#### Required task:
Every line holding the string "GOES" should be gathered.
- - - -
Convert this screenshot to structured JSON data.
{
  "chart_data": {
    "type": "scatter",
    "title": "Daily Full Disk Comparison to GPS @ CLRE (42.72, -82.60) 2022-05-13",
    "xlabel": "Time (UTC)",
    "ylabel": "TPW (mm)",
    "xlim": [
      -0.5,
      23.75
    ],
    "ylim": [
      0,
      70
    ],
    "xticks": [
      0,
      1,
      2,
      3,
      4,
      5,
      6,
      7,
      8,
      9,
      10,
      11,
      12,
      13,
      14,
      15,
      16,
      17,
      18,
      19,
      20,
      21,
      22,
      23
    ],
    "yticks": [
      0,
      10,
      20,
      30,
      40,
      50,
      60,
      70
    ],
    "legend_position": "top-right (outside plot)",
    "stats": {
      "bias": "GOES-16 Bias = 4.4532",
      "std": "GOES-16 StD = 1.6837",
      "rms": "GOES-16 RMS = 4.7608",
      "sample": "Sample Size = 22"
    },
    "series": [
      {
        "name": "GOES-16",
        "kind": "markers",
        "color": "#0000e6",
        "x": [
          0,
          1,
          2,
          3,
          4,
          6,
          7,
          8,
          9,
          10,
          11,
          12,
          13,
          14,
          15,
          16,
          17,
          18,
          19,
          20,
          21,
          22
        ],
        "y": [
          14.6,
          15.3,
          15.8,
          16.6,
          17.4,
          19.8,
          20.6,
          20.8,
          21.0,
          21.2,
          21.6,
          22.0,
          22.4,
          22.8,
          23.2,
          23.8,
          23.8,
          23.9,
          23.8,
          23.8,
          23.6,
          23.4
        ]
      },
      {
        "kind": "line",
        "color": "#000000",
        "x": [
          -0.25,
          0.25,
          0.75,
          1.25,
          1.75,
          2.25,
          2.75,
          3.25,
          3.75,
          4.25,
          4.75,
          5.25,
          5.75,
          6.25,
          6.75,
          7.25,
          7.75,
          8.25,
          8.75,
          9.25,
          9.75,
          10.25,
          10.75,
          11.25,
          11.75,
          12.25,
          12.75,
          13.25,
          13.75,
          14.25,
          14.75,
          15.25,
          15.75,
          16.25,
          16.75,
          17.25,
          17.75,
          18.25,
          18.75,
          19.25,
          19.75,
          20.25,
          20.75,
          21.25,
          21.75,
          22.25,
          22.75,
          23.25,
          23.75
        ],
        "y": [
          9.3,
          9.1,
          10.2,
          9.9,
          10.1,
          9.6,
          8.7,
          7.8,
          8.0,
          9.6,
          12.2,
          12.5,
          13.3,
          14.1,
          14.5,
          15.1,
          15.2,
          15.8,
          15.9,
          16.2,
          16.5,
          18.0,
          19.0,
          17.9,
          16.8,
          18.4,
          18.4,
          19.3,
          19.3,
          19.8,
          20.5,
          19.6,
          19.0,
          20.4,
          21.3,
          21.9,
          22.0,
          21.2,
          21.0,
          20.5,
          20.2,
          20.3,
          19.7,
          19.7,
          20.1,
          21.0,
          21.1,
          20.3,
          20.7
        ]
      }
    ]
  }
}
- - - -
#### Written response:
      "bias": "GOES-16 Bias = 4.4532",
      "std": "GOES-16 StD = 1.6837",
      "rms": "GOES-16 RMS = 4.7608",
        "name": "GOES-16",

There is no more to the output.